- **YOUR TASK**: Find all lines in the listing that include the word "Вопрос", then copy them.

- **MATERIAL FOR THIS TASK**:
◇ ◇ ◇ ◇ ◇
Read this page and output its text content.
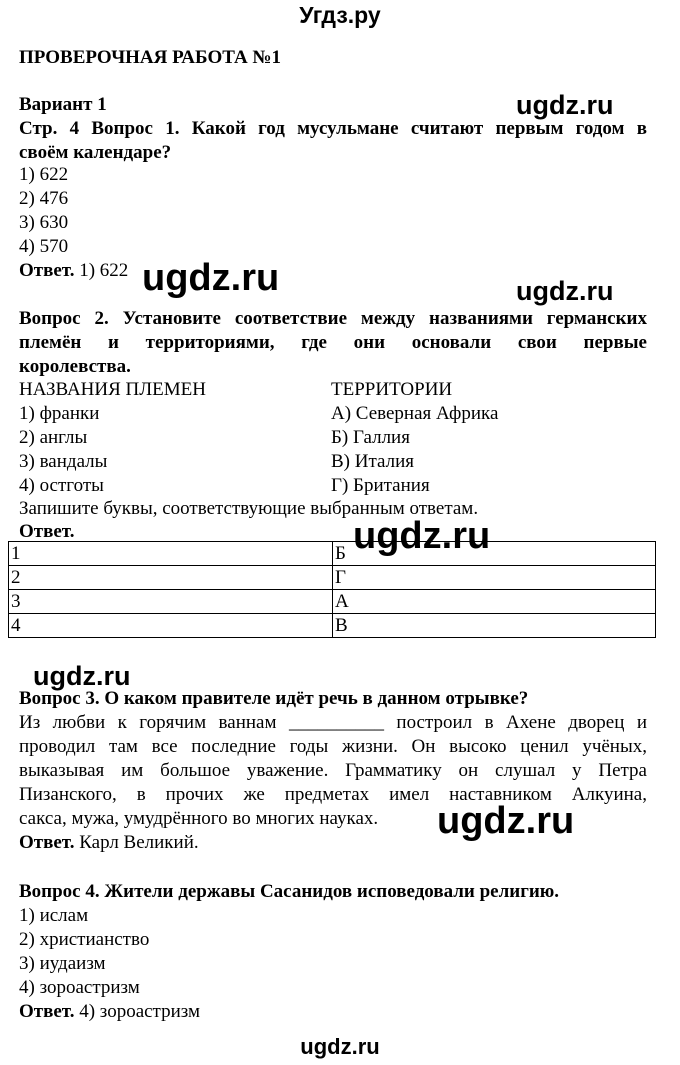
Угдз.ру
ПРОВЕРОЧНАЯ РАБОТА №1
Вариант 1	ugdz.ru
Стр. 4 Вопрос 1. Какой год мусульмане считают первым годом в
своём календаре?
1) 622
2) 476
3) 630
4) 570
Ответ. 1) 622 ugdz.ru	ugdz.ru
Вопрос 2. Установите соответствие между названиями германских
племён и территориями, где они основали свои первые
королевства.
НАЗВАНИЯ ПЛЕМЕН	ТЕРРИТОРИИ
1) франки	А) Северная Африка
2) англы	Б) Галлия
3) вандалы	В) Италия
4) остготы	Г) Британия
Запишите буквы, соответствующие выбранным ответам.
Ответ.
1	Б
2	Г
3	А
4	В
ugdz.ru
ugdz.ru
Вопрос 3. О каком правителе идёт речь в данном отрывке?
Из любви к горячим ваннам __________ построил в Ахене дворец и
проводил там все последние годы жизни. Он высоко ценил учёных,
выказывая им большое уважение. Грамматику он слушал у Петра
Пизанского, в прочих же предметах имел наставником Алкуина,
сакса, мужа, умудрённого во многих науках.
Ответ. Карл Великий.
ugdz.ru
Вопрос 4. Жители державы Сасанидов исповедовали религию.
1) ислам
2) христианство
3) иудаизм
4) зороастризм
Ответ. 4) зороастризм
ugdz.ru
◇ ◇ ◇ ◇ ◇
- **OUTPUT**:
Стр. 4 Вопрос 1. Какой год мусульмане считают первым годом в
Вопрос 2. Установите соответствие между названиями германских
Вопрос 3. О каком правителе идёт речь в данном отрывке?
Вопрос 4. Жители державы Сасанидов исповедовали религию.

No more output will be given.